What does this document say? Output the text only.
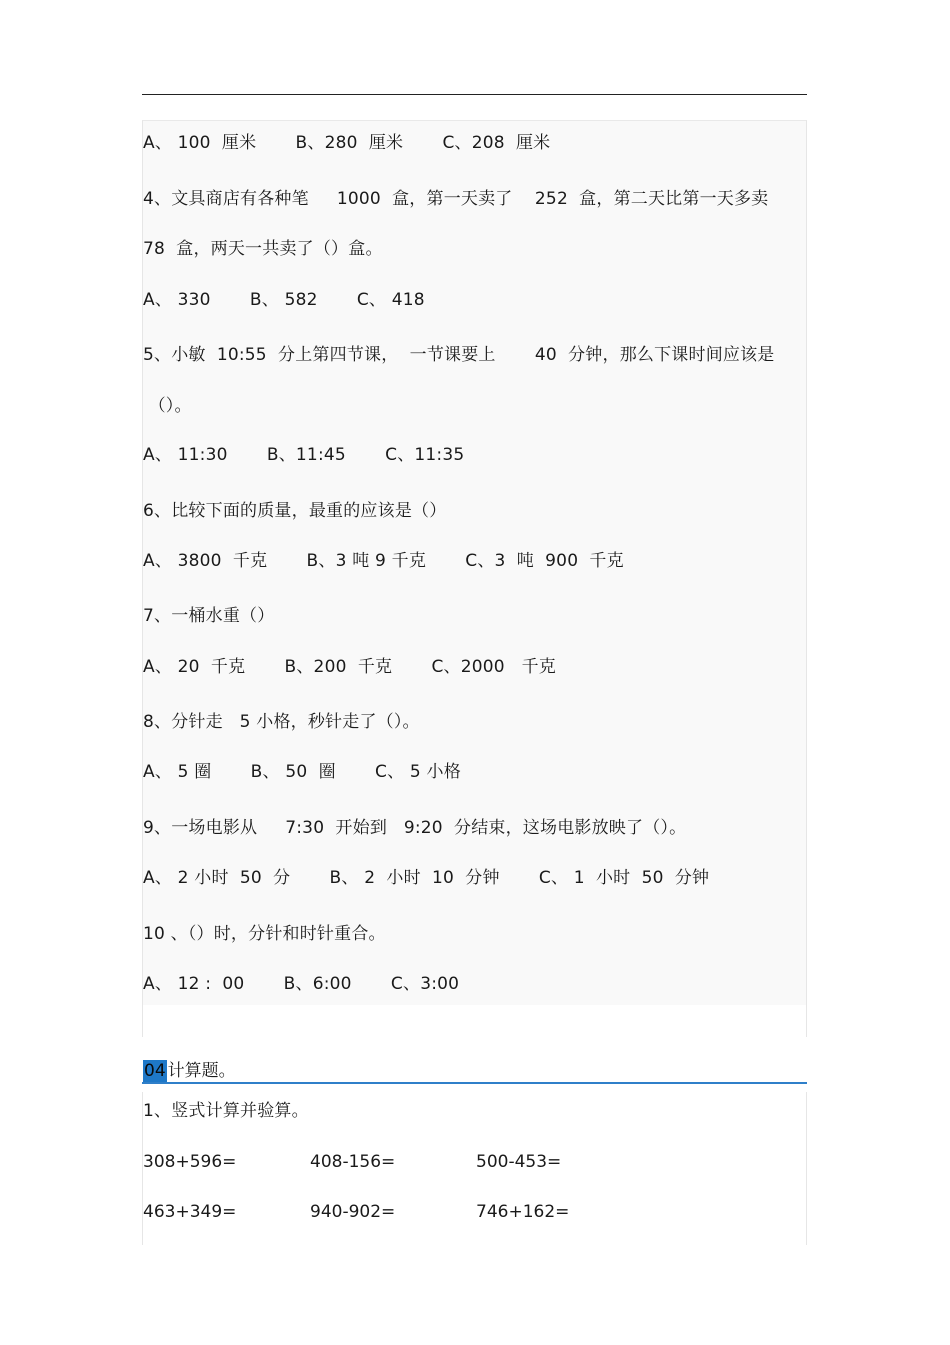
A、 100  厘米       B、280  厘米       C、208  厘米
4、文具商店有各种笔     1000  盒，第一天卖了    252  盒，第二天比第一天多卖
78  盒，两天一共卖了（）盒。
A、 330       B、 582       C、 418
5、小敏  10:55  分上第四节课，  一节课要上       40  分钟，那么下课时间应该是
（）。
A、 11:30       B、11:45       C、11:35
6、比较下面的质量，最重的应该是（）
A、 3800  千克       B、3 吨 9 千克       C、3  吨  900  千克
7、一桶水重（）
A、 20  千克       B、200  千克       C、2000   千克
8、分针走   5 小格，秒针走了（）。
A、 5 圈       B、 50  圈       C、 5 小格
9、一场电影从     7:30  开始到   9:20  分结束，这场电影放映了（）。
A、 2 小时  50  分       B、 2  小时  10  分钟       C、 1  小时  50  分钟
10 、（）时，分针和时针重合。
A、 12 :  00       B、6:00       C、3:00
04 计算题。
1、竖式计算并验算。
308+596=	408-156=	500-453=
463+349=	940-902=	746+162=
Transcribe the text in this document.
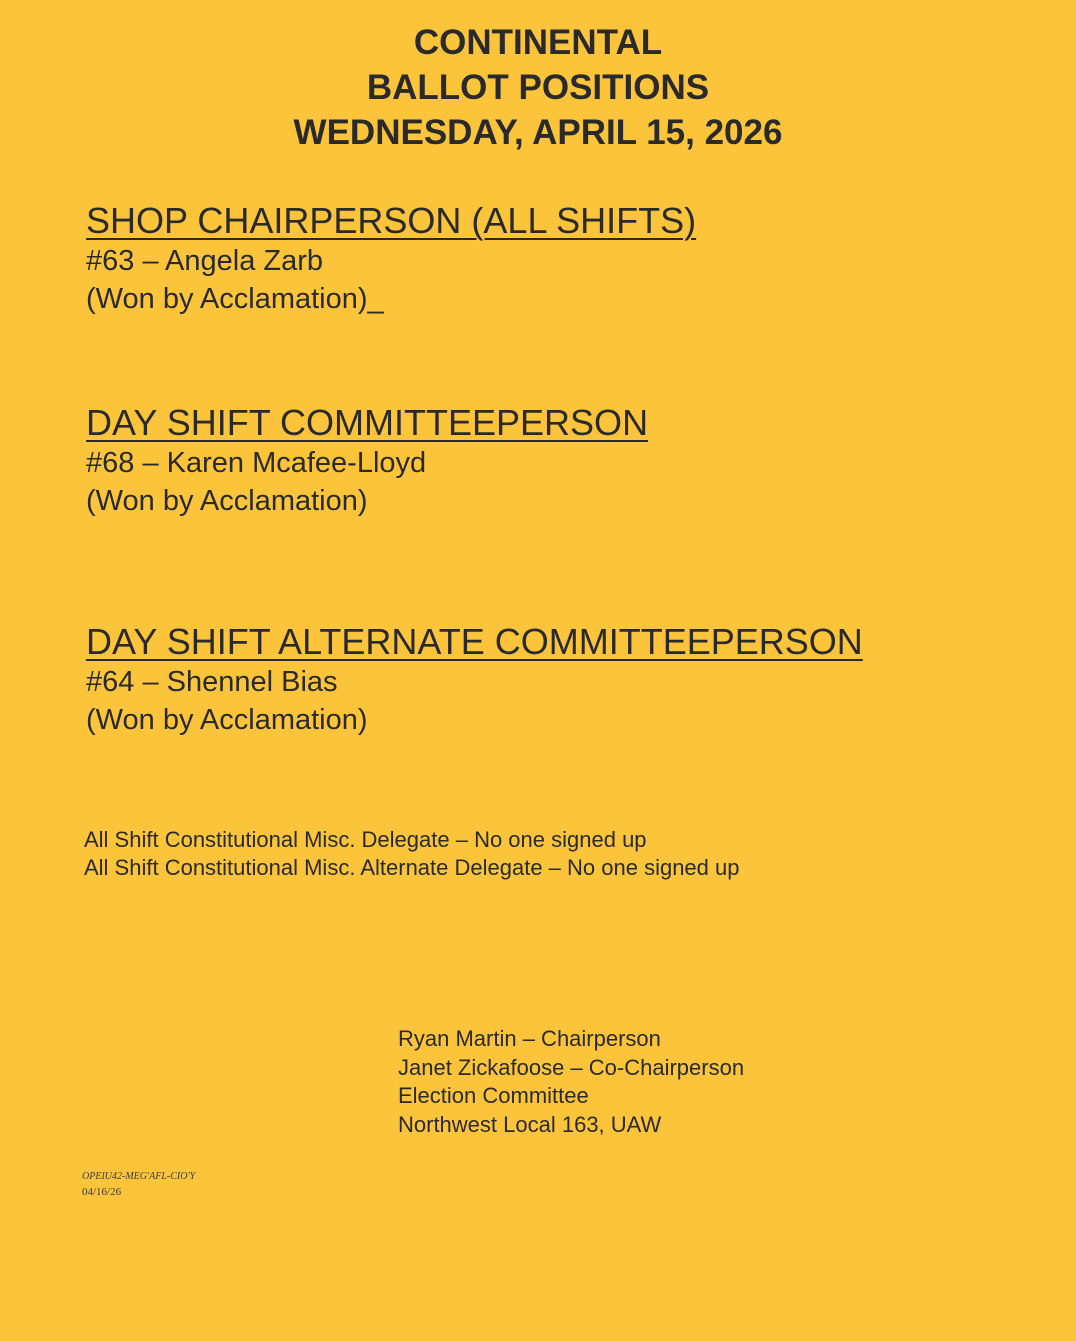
CONTINENTAL
BALLOT POSITIONS
WEDNESDAY, APRIL 15, 2026
SHOP CHAIRPERSON (ALL SHIFTS)
#63 – Angela Zarb
(Won by Acclamation)_
DAY SHIFT COMMITTEEPERSON
#68 – Karen Mcafee-Lloyd
(Won by Acclamation)
DAY SHIFT ALTERNATE COMMITTEEPERSON
#64 – Shennel Bias
(Won by Acclamation)
All Shift Constitutional Misc. Delegate – No one signed up
All Shift Constitutional Misc. Alternate Delegate – No one signed up
Ryan Martin – Chairperson
Janet Zickafoose – Co-Chairperson
Election Committee
Northwest Local 163, UAW
OPEIU42-MEG'AFL-CIO'Y
04/16/26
........
- [What you are asked to do]
Reproduce the entries exactly. Do not carry over any picture.

- [Written answer]
What does this document say? Output the text only.
A、 100  厘米       B、280  厘米       C、208  厘米
4、文具商店有各种笔     1000  盒，第一天卖了    252  盒，第二天比第一天多卖
78  盒，两天一共卖了（）盒。
A、 330       B、 582       C、 418
5、小敏  10:55  分上第四节课，  一节课要上       40  分钟，那么下课时间应该是
（）。
A、 11:30       B、11:45       C、11:35
6、比较下面的质量，最重的应该是（）
A、 3800  千克       B、3 吨 9 千克       C、3  吨  900  千克
7、一桶水重（）
A、 20  千克       B、200  千克       C、2000   千克
8、分针走   5 小格，秒针走了（）。
A、 5 圈       B、 50  圈       C、 5 小格
9、一场电影从     7:30  开始到   9:20  分结束，这场电影放映了（）。
A、 2 小时  50  分       B、 2  小时  10  分钟       C、 1  小时  50  分钟
10 、（）时，分针和时针重合。
A、 12 :  00       B、6:00       C、3:00
04 计算题。
1、竖式计算并验算。
308+596=	408-156=	500-453=
463+349=	940-902=	746+162=
Transcribe the text in this document.
CONTINENTAL
BALLOT POSITIONS
WEDNESDAY, APRIL 15, 2026
SHOP CHAIRPERSON (ALL SHIFTS)
#63 – Angela Zarb
(Won by Acclamation)_
DAY SHIFT COMMITTEEPERSON
#68 – Karen Mcafee-Lloyd
(Won by Acclamation)
DAY SHIFT ALTERNATE COMMITTEEPERSON
#64 – Shennel Bias
(Won by Acclamation)
All Shift Constitutional Misc. Delegate – No one signed up
All Shift Constitutional Misc. Alternate Delegate – No one signed up
Ryan Martin – Chairperson
Janet Zickafoose – Co-Chairperson
Election Committee
Northwest Local 163, UAW
OPEIU42-MEG'AFL-CIO'Y
04/16/26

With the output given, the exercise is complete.